### Work instructions
Using the records below, locate all lines containing "Ορώδες" and return them.

### Material provided
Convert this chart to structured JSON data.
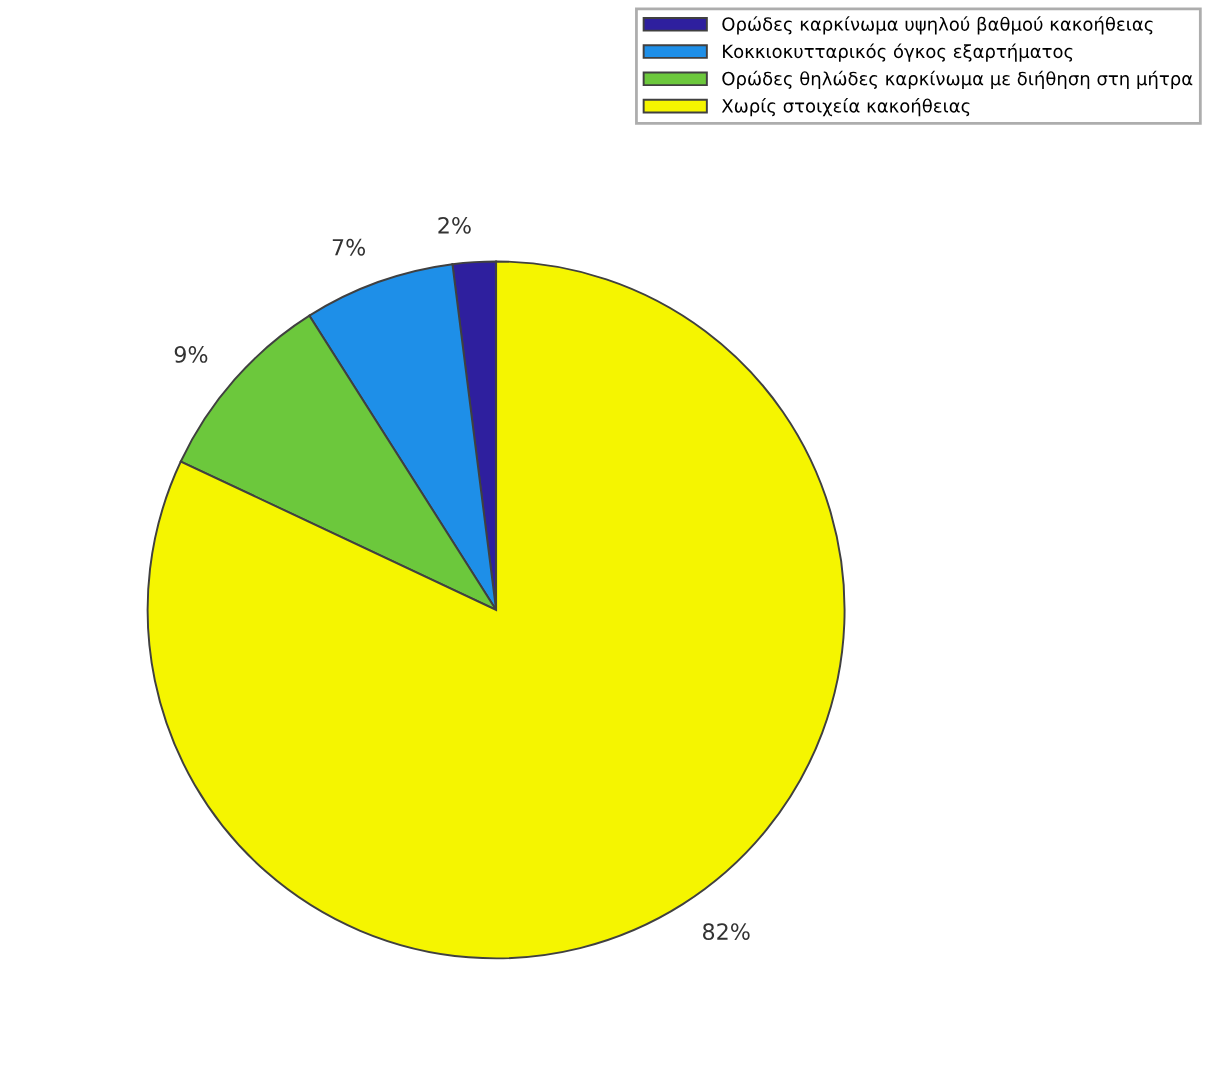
{
  "chart_data": {
    "type": "pie",
    "categories": [
      "Ορώδες καρκίνωμα υψηλού βαθμού κακοήθειας",
      "Κοκκιοκυτταρικός όγκος εξαρτήματος",
      "Ορώδες θηλώδες καρκίνωμα με διήθηση στη μήτρα",
      "Χωρίς στοιχεία κακοήθειας"
    ],
    "values": [
      2,
      7,
      9,
      82
    ],
    "value_labels": [
      "2%",
      "7%",
      "9%",
      "82%"
    ],
    "colors": [
      "#2e1f9e",
      "#1e8fe8",
      "#6cc83c",
      "#f5f500"
    ],
    "legend": "top right"
  }
}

### Task solution
      "Ορώδες καρκίνωμα υψηλού βαθμού κακοήθειας",
      "Ορώδες θηλώδες καρκίνωμα με διήθηση στη μήτρα",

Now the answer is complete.